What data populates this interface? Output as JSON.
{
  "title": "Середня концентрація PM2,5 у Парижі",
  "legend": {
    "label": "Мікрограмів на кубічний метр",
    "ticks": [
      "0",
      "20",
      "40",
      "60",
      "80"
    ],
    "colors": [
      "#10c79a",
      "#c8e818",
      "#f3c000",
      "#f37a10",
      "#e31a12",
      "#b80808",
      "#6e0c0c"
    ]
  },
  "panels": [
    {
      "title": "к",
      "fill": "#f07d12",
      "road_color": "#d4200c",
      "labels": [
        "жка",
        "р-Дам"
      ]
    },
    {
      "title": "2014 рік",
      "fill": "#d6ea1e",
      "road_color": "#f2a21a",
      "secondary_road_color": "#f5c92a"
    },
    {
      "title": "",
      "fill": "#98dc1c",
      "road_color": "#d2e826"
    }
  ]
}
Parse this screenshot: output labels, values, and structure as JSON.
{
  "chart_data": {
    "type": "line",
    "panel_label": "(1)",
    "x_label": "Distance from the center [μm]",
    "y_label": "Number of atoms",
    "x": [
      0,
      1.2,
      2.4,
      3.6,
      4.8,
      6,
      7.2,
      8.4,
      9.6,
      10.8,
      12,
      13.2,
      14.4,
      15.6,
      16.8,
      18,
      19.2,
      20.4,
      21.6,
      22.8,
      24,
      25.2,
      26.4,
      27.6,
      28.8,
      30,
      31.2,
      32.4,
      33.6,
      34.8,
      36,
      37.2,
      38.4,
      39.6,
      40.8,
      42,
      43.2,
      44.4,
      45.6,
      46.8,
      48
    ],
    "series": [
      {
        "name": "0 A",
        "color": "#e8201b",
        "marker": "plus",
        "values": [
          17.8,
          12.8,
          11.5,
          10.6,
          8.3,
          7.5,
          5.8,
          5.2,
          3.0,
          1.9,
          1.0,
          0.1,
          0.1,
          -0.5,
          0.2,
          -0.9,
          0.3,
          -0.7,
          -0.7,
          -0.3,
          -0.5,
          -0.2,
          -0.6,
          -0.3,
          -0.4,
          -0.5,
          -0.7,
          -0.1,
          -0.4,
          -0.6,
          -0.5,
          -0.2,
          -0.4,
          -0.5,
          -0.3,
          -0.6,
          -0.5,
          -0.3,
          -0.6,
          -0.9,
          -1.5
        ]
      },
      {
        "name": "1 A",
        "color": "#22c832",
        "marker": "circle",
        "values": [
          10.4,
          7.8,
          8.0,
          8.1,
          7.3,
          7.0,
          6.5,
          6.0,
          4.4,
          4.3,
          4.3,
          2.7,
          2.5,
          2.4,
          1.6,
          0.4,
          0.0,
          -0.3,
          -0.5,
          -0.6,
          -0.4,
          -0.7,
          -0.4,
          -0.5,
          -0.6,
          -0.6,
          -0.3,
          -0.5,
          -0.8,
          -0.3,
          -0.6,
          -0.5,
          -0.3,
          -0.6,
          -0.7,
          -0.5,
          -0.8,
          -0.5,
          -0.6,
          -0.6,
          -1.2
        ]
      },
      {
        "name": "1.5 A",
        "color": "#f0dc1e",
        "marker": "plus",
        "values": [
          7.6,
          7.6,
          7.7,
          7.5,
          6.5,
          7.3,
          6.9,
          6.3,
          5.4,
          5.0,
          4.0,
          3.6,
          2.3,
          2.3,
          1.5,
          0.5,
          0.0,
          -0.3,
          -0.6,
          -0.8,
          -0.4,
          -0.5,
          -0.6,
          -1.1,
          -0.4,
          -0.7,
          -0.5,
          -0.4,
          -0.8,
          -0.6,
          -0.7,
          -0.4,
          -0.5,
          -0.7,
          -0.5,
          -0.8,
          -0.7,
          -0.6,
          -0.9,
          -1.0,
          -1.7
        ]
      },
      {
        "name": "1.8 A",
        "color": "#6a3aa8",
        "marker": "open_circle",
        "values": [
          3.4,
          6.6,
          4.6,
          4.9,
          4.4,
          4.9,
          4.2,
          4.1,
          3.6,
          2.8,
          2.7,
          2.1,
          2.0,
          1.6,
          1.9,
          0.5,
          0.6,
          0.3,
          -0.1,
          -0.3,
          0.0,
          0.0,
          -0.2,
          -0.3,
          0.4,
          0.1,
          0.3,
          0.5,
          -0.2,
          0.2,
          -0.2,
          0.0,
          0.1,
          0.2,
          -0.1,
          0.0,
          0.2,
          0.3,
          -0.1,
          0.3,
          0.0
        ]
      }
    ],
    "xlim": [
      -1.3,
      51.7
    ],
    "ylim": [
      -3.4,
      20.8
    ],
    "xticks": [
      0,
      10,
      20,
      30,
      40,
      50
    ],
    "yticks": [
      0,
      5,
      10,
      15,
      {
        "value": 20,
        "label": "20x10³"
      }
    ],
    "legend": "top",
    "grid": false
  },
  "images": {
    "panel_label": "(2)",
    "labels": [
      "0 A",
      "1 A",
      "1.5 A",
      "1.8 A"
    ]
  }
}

================

Work to do: Reproduce every record above exactly as it appears.

Exercise result:
What data populates this interface? Output as JSON.
{
  "title": "Середня концентрація PM2,5 у Парижі",
  "legend": {
    "label": "Мікрограмів на кубічний метр",
    "ticks": [
      "0",
      "20",
      "40",
      "60",
      "80"
    ],
    "colors": [
      "#10c79a",
      "#c8e818",
      "#f3c000",
      "#f37a10",
      "#e31a12",
      "#b80808",
      "#6e0c0c"
    ]
  },
  "panels": [
    {
      "title": "к",
      "fill": "#f07d12",
      "road_color": "#d4200c",
      "labels": [
        "жка",
        "р-Дам"
      ]
    },
    {
      "title": "2014 рік",
      "fill": "#d6ea1e",
      "road_color": "#f2a21a",
      "secondary_road_color": "#f5c92a"
    },
    {
      "title": "",
      "fill": "#98dc1c",
      "road_color": "#d2e826"
    }
  ]
}
Parse this screenshot: output labels, values, and structure as JSON.
{
  "chart_data": {
    "type": "line",
    "panel_label": "(1)",
    "x_label": "Distance from the center [μm]",
    "y_label": "Number of atoms",
    "x": [
      0,
      1.2,
      2.4,
      3.6,
      4.8,
      6,
      7.2,
      8.4,
      9.6,
      10.8,
      12,
      13.2,
      14.4,
      15.6,
      16.8,
      18,
      19.2,
      20.4,
      21.6,
      22.8,
      24,
      25.2,
      26.4,
      27.6,
      28.8,
      30,
      31.2,
      32.4,
      33.6,
      34.8,
      36,
      37.2,
      38.4,
      39.6,
      40.8,
      42,
      43.2,
      44.4,
      45.6,
      46.8,
      48
    ],
    "series": [
      {
        "name": "0 A",
        "color": "#e8201b",
        "marker": "plus",
        "values": [
          17.8,
          12.8,
          11.5,
          10.6,
          8.3,
          7.5,
          5.8,
          5.2,
          3.0,
          1.9,
          1.0,
          0.1,
          0.1,
          -0.5,
          0.2,
          -0.9,
          0.3,
          -0.7,
          -0.7,
          -0.3,
          -0.5,
          -0.2,
          -0.6,
          -0.3,
          -0.4,
          -0.5,
          -0.7,
          -0.1,
          -0.4,
          -0.6,
          -0.5,
          -0.2,
          -0.4,
          -0.5,
          -0.3,
          -0.6,
          -0.5,
          -0.3,
          -0.6,
          -0.9,
          -1.5
        ]
      },
      {
        "name": "1 A",
        "color": "#22c832",
        "marker": "circle",
        "values": [
          10.4,
          7.8,
          8.0,
          8.1,
          7.3,
          7.0,
          6.5,
          6.0,
          4.4,
          4.3,
          4.3,
          2.7,
          2.5,
          2.4,
          1.6,
          0.4,
          0.0,
          -0.3,
          -0.5,
          -0.6,
          -0.4,
          -0.7,
          -0.4,
          -0.5,
          -0.6,
          -0.6,
          -0.3,
          -0.5,
          -0.8,
          -0.3,
          -0.6,
          -0.5,
          -0.3,
          -0.6,
          -0.7,
          -0.5,
          -0.8,
          -0.5,
          -0.6,
          -0.6,
          -1.2
        ]
      },
      {
        "name": "1.5 A",
        "color": "#f0dc1e",
        "marker": "plus",
        "values": [
          7.6,
          7.6,
          7.7,
          7.5,
          6.5,
          7.3,
          6.9,
          6.3,
          5.4,
          5.0,
          4.0,
          3.6,
          2.3,
          2.3,
          1.5,
          0.5,
          0.0,
          -0.3,
          -0.6,
          -0.8,
          -0.4,
          -0.5,
          -0.6,
          -1.1,
          -0.4,
          -0.7,
          -0.5,
          -0.4,
          -0.8,
          -0.6,
          -0.7,
          -0.4,
          -0.5,
          -0.7,
          -0.5,
          -0.8,
          -0.7,
          -0.6,
          -0.9,
          -1.0,
          -1.7
        ]
      },
      {
        "name": "1.8 A",
        "color": "#6a3aa8",
        "marker": "open_circle",
        "values": [
          3.4,
          6.6,
          4.6,
          4.9,
          4.4,
          4.9,
          4.2,
          4.1,
          3.6,
          2.8,
          2.7,
          2.1,
          2.0,
          1.6,
          1.9,
          0.5,
          0.6,
          0.3,
          -0.1,
          -0.3,
          0.0,
          0.0,
          -0.2,
          -0.3,
          0.4,
          0.1,
          0.3,
          0.5,
          -0.2,
          0.2,
          -0.2,
          0.0,
          0.1,
          0.2,
          -0.1,
          0.0,
          0.2,
          0.3,
          -0.1,
          0.3,
          0.0
        ]
      }
    ],
    "xlim": [
      -1.3,
      51.7
    ],
    "ylim": [
      -3.4,
      20.8
    ],
    "xticks": [
      0,
      10,
      20,
      30,
      40,
      50
    ],
    "yticks": [
      0,
      5,
      10,
      15,
      {
        "value": 20,
        "label": "20x10³"
      }
    ],
    "legend": "top",
    "grid": false
  },
  "images": {
    "panel_label": "(2)",
    "labels": [
      "0 A",
      "1 A",
      "1.5 A",
      "1.8 A"
    ]
  }
}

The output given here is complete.